A block of data
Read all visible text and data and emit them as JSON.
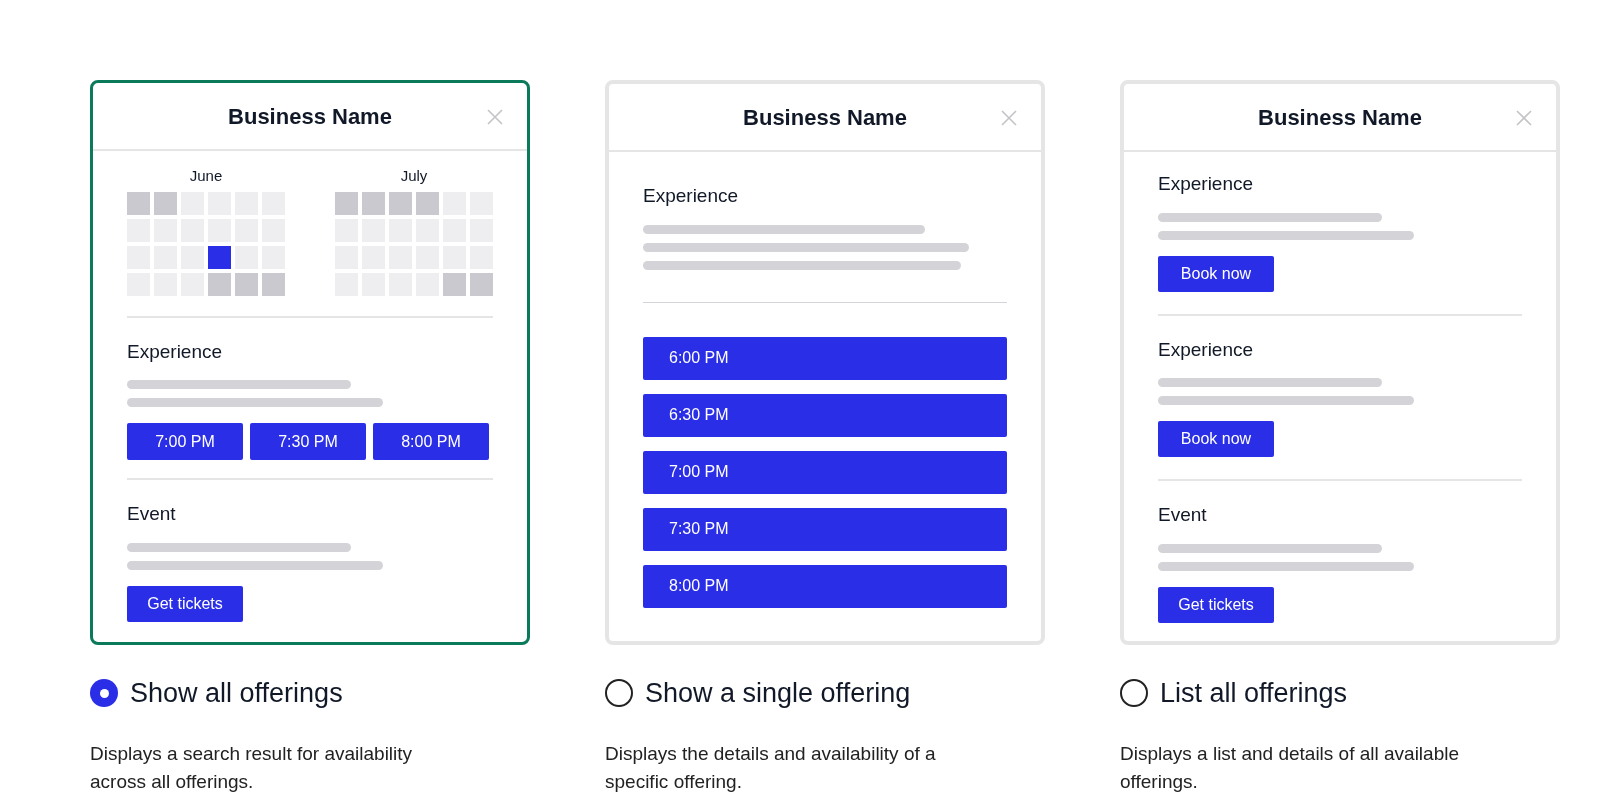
{
  "options": [
    {
      "selected": true,
      "label": "Show all offerings",
      "description": "Displays a search result for availability across all offerings.",
      "card": {
        "kind": "calendar",
        "title": "Business Name",
        "months": [
          {
            "name": "June",
            "cells": [
              {
                "kind": "unavailable"
              },
              {
                "kind": "unavailable"
              },
              {
                "kind": "available"
              },
              {
                "kind": "available"
              },
              {
                "kind": "available"
              },
              {
                "kind": "available"
              },
              {
                "kind": "available"
              },
              {
                "kind": "available"
              },
              {
                "kind": "available"
              },
              {
                "kind": "available"
              },
              {
                "kind": "available"
              },
              {
                "kind": "available"
              },
              {
                "kind": "available"
              },
              {
                "kind": "available"
              },
              {
                "kind": "available"
              },
              {
                "kind": "selected"
              },
              {
                "kind": "available"
              },
              {
                "kind": "available"
              },
              {
                "kind": "available"
              },
              {
                "kind": "available"
              },
              {
                "kind": "available"
              },
              {
                "kind": "unavailable"
              },
              {
                "kind": "unavailable"
              },
              {
                "kind": "unavailable"
              }
            ]
          },
          {
            "name": "July",
            "cells": [
              {
                "kind": "unavailable"
              },
              {
                "kind": "unavailable"
              },
              {
                "kind": "unavailable"
              },
              {
                "kind": "unavailable"
              },
              {
                "kind": "available"
              },
              {
                "kind": "available"
              },
              {
                "kind": "available"
              },
              {
                "kind": "available"
              },
              {
                "kind": "available"
              },
              {
                "kind": "available"
              },
              {
                "kind": "available"
              },
              {
                "kind": "available"
              },
              {
                "kind": "available"
              },
              {
                "kind": "available"
              },
              {
                "kind": "available"
              },
              {
                "kind": "available"
              },
              {
                "kind": "available"
              },
              {
                "kind": "available"
              },
              {
                "kind": "available"
              },
              {
                "kind": "available"
              },
              {
                "kind": "available"
              },
              {
                "kind": "available"
              },
              {
                "kind": "unavailable"
              },
              {
                "kind": "unavailable"
              }
            ]
          }
        ],
        "sections": [
          {
            "kind": "times",
            "title": "Experience",
            "buttons": [
              "7:00 PM",
              "7:30 PM",
              "8:00 PM"
            ]
          },
          {
            "kind": "action",
            "title": "Event",
            "buttons": [
              "Get tickets"
            ]
          }
        ]
      }
    },
    {
      "selected": false,
      "label": "Show a single offering",
      "description": "Displays the details and availability of a specific offering.",
      "card": {
        "kind": "single",
        "title": "Business Name",
        "sections": [
          {
            "kind": "list",
            "title": "Experience",
            "buttons": [
              "6:00 PM",
              "6:30 PM",
              "7:00 PM",
              "7:30 PM",
              "8:00 PM"
            ]
          }
        ]
      }
    },
    {
      "selected": false,
      "label": "List all offerings",
      "description": "Displays a list and details of all available offerings.",
      "card": {
        "kind": "list",
        "title": "Business Name",
        "sections": [
          {
            "kind": "action",
            "title": "Experience",
            "buttons": [
              "Book now"
            ]
          },
          {
            "kind": "action",
            "title": "Experience",
            "buttons": [
              "Book now"
            ]
          },
          {
            "kind": "action",
            "title": "Event",
            "buttons": [
              "Get tickets"
            ]
          }
        ]
      }
    }
  ]
}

### The request
Copy the material shown above in full and exactly. Skip the pictures.

### Task response
Read all visible text and data and emit them as JSON.
{
  "options": [
    {
      "selected": true,
      "label": "Show all offerings",
      "description": "Displays a search result for availability across all offerings.",
      "card": {
        "kind": "calendar",
        "title": "Business Name",
        "months": [
          {
            "name": "June",
            "cells": [
              {
                "kind": "unavailable"
              },
              {
                "kind": "unavailable"
              },
              {
                "kind": "available"
              },
              {
                "kind": "available"
              },
              {
                "kind": "available"
              },
              {
                "kind": "available"
              },
              {
                "kind": "available"
              },
              {
                "kind": "available"
              },
              {
                "kind": "available"
              },
              {
                "kind": "available"
              },
              {
                "kind": "available"
              },
              {
                "kind": "available"
              },
              {
                "kind": "available"
              },
              {
                "kind": "available"
              },
              {
                "kind": "available"
              },
              {
                "kind": "selected"
              },
              {
                "kind": "available"
              },
              {
                "kind": "available"
              },
              {
                "kind": "available"
              },
              {
                "kind": "available"
              },
              {
                "kind": "available"
              },
              {
                "kind": "unavailable"
              },
              {
                "kind": "unavailable"
              },
              {
                "kind": "unavailable"
              }
            ]
          },
          {
            "name": "July",
            "cells": [
              {
                "kind": "unavailable"
              },
              {
                "kind": "unavailable"
              },
              {
                "kind": "unavailable"
              },
              {
                "kind": "unavailable"
              },
              {
                "kind": "available"
              },
              {
                "kind": "available"
              },
              {
                "kind": "available"
              },
              {
                "kind": "available"
              },
              {
                "kind": "available"
              },
              {
                "kind": "available"
              },
              {
                "kind": "available"
              },
              {
                "kind": "available"
              },
              {
                "kind": "available"
              },
              {
                "kind": "available"
              },
              {
                "kind": "available"
              },
              {
                "kind": "available"
              },
              {
                "kind": "available"
              },
              {
                "kind": "available"
              },
              {
                "kind": "available"
              },
              {
                "kind": "available"
              },
              {
                "kind": "available"
              },
              {
                "kind": "available"
              },
              {
                "kind": "unavailable"
              },
              {
                "kind": "unavailable"
              }
            ]
          }
        ],
        "sections": [
          {
            "kind": "times",
            "title": "Experience",
            "buttons": [
              "7:00 PM",
              "7:30 PM",
              "8:00 PM"
            ]
          },
          {
            "kind": "action",
            "title": "Event",
            "buttons": [
              "Get tickets"
            ]
          }
        ]
      }
    },
    {
      "selected": false,
      "label": "Show a single offering",
      "description": "Displays the details and availability of a specific offering.",
      "card": {
        "kind": "single",
        "title": "Business Name",
        "sections": [
          {
            "kind": "list",
            "title": "Experience",
            "buttons": [
              "6:00 PM",
              "6:30 PM",
              "7:00 PM",
              "7:30 PM",
              "8:00 PM"
            ]
          }
        ]
      }
    },
    {
      "selected": false,
      "label": "List all offerings",
      "description": "Displays a list and details of all available offerings.",
      "card": {
        "kind": "list",
        "title": "Business Name",
        "sections": [
          {
            "kind": "action",
            "title": "Experience",
            "buttons": [
              "Book now"
            ]
          },
          {
            "kind": "action",
            "title": "Experience",
            "buttons": [
              "Book now"
            ]
          },
          {
            "kind": "action",
            "title": "Event",
            "buttons": [
              "Get tickets"
            ]
          }
        ]
      }
    }
  ]
}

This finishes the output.